Data entries:
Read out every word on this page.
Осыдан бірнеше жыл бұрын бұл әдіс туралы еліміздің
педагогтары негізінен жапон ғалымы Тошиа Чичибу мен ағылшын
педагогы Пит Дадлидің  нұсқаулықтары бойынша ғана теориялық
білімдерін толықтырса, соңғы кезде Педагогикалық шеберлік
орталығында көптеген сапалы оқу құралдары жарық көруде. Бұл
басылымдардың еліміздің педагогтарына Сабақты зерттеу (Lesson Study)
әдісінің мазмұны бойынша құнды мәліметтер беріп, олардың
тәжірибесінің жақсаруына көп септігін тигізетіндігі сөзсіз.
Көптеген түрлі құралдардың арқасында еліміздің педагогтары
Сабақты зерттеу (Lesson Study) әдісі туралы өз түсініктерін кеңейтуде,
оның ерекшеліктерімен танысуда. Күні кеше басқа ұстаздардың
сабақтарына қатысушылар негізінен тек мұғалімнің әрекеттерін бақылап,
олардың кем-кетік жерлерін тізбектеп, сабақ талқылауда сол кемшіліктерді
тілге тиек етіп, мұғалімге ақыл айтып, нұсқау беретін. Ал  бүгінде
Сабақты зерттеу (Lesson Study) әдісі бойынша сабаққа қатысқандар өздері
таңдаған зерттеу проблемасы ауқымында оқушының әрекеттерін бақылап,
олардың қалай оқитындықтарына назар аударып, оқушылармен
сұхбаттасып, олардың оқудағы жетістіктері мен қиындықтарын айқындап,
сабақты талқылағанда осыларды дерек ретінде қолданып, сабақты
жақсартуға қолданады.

--

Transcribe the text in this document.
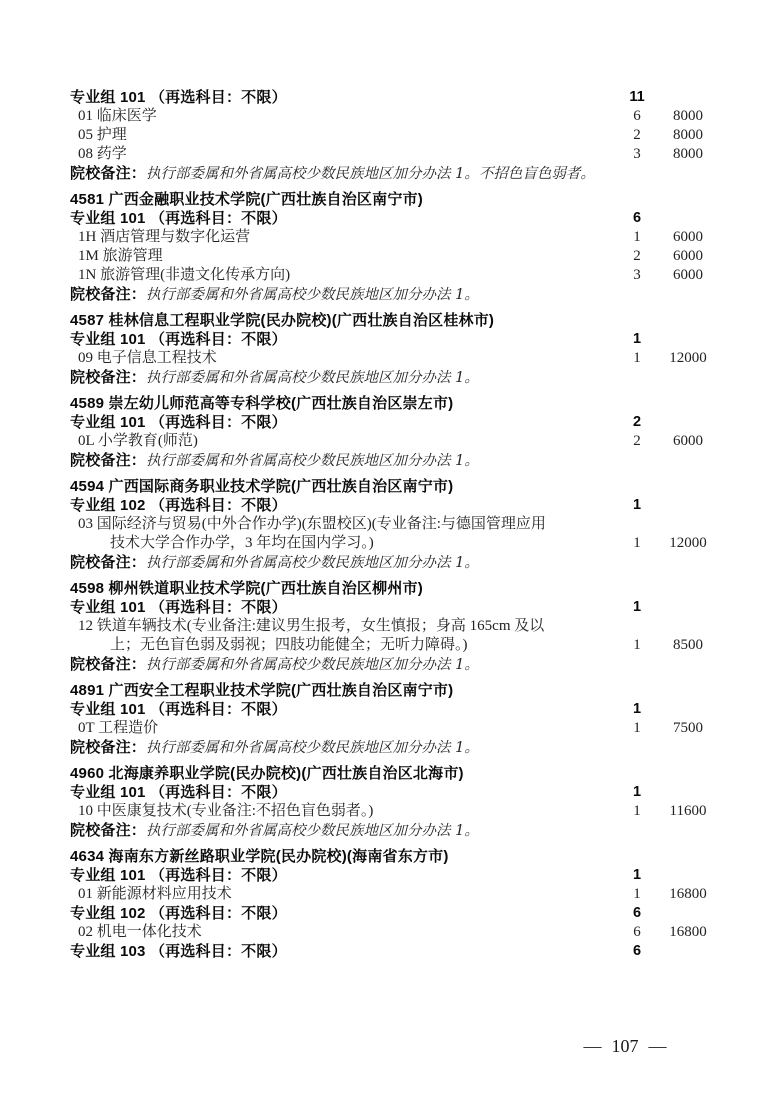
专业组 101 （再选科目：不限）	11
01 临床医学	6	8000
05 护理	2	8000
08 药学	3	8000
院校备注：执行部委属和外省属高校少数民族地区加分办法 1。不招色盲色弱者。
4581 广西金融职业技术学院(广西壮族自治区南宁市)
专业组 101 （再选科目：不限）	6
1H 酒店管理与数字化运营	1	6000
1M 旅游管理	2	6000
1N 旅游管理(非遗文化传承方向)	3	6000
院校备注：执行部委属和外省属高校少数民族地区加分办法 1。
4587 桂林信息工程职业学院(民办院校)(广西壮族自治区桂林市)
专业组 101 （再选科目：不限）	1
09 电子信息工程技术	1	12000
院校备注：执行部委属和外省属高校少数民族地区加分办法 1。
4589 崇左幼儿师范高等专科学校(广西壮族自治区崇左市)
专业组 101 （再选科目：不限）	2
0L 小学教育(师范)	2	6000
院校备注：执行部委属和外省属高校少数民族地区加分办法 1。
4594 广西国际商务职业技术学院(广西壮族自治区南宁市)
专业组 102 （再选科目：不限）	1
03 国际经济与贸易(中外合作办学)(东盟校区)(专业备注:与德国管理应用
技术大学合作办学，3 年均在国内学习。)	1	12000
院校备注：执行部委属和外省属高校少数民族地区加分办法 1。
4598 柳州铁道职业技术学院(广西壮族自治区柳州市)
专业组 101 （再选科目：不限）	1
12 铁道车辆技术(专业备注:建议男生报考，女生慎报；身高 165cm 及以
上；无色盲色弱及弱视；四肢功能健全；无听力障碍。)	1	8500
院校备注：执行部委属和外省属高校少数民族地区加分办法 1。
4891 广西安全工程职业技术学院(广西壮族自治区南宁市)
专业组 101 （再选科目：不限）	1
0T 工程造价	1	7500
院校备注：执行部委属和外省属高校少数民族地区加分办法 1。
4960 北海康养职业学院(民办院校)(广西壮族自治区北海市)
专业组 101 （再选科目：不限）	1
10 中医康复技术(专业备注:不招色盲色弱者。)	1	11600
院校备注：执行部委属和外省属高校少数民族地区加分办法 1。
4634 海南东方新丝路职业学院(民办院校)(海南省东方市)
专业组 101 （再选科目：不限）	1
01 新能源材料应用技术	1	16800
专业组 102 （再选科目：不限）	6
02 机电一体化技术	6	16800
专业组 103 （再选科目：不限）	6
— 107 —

Instructions to follow: Go over the data above and copy every line that has the word "бақылап" in it.

Exercise output:
сабақтарына қатысушылар негізінен тек мұғалімнің әрекеттерін бақылап,
таңдаған зерттеу проблемасы ауқымында оқушының әрекеттерін бақылап,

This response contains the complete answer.